Gather each line of the entries below that includes "Lives".

— start Data provided —

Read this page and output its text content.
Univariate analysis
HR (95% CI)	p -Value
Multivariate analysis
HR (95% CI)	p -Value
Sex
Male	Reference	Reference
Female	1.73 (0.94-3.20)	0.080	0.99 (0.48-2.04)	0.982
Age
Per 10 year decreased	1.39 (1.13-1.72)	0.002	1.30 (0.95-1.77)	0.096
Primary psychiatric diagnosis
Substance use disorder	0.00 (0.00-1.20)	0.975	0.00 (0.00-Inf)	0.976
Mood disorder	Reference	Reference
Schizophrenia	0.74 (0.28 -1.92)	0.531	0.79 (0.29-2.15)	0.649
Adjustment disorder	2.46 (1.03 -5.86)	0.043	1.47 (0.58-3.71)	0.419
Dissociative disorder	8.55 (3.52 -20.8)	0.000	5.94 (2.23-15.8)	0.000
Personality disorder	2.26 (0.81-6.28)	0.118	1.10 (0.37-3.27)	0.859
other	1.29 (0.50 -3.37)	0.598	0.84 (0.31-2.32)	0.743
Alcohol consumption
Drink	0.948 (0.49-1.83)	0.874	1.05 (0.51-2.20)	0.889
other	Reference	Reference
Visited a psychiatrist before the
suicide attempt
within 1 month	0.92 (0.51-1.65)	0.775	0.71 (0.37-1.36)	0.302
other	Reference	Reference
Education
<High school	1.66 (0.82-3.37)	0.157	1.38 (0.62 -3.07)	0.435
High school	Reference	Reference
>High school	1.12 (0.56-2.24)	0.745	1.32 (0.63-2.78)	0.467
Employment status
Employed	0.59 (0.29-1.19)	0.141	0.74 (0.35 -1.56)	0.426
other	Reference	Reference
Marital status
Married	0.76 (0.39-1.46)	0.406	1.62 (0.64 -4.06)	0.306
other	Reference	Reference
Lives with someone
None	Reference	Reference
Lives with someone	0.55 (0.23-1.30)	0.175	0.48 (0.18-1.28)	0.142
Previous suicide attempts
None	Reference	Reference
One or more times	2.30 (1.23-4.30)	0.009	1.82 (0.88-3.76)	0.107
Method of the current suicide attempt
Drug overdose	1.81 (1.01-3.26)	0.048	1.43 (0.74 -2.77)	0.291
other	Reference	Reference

— end Data provided —

### Solution to this exercise
Lives with someone
Lives with someone	0.55 (0.23-1.30)	0.175	0.48 (0.18-1.28)	0.142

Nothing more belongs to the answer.